= Material to process =
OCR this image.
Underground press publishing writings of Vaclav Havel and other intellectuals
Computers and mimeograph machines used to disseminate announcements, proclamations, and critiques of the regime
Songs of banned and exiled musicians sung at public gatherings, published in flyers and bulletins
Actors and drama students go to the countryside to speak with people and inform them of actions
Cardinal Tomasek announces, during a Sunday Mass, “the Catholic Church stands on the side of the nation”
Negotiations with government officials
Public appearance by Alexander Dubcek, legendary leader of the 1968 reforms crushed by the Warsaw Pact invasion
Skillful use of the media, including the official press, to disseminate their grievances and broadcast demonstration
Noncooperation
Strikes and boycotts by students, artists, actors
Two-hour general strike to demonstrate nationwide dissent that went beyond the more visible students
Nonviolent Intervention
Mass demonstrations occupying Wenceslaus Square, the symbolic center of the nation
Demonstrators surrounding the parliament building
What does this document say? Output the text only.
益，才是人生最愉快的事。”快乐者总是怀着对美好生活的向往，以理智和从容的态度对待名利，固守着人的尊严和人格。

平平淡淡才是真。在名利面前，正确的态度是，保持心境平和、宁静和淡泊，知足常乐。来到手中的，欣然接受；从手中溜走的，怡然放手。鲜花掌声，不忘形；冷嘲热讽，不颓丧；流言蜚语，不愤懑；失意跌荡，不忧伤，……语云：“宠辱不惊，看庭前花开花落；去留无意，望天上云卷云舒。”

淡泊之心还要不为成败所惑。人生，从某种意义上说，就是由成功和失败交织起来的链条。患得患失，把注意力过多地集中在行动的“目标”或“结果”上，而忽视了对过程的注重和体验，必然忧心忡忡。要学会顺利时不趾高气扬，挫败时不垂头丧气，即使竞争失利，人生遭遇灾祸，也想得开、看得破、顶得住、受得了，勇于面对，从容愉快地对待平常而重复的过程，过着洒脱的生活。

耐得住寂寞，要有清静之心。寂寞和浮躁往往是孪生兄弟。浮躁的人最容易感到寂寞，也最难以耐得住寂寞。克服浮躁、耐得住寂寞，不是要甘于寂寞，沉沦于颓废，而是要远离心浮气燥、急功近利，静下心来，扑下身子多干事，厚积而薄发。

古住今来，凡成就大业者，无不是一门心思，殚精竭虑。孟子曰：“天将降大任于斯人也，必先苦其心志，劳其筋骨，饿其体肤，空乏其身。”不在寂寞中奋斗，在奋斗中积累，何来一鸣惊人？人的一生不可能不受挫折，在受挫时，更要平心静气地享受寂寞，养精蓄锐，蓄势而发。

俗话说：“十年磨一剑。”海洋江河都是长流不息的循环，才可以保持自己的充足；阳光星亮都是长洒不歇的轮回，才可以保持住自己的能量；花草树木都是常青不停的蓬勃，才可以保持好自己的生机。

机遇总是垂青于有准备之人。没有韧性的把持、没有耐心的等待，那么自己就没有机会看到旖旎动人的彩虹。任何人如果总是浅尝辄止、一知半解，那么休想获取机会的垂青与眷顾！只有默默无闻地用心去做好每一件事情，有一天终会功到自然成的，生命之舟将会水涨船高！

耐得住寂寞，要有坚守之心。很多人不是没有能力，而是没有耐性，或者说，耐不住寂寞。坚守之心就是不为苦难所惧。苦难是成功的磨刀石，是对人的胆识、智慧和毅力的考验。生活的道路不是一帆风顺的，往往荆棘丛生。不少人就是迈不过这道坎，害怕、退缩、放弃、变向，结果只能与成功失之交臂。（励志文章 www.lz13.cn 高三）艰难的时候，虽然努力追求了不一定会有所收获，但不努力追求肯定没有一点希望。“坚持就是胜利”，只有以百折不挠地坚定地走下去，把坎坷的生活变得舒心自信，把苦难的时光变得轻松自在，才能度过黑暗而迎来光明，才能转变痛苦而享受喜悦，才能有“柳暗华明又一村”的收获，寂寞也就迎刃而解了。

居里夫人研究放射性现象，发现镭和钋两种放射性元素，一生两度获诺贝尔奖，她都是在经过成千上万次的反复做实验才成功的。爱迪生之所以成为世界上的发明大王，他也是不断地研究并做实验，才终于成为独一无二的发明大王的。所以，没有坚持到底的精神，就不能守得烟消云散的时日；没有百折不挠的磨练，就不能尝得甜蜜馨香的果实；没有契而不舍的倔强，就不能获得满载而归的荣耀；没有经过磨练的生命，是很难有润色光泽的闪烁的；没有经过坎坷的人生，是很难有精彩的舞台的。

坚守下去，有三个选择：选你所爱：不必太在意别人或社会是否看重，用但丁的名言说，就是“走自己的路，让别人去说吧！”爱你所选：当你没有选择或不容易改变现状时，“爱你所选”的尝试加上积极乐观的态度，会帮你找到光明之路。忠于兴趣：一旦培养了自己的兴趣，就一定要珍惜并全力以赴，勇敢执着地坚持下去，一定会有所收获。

= Stated problem =
Check all the records above and select each line where the string "with" is found.

= Result for this exercise =
Actors and drama students go to the countryside to speak with people and inform them of actions
Negotiations with government officials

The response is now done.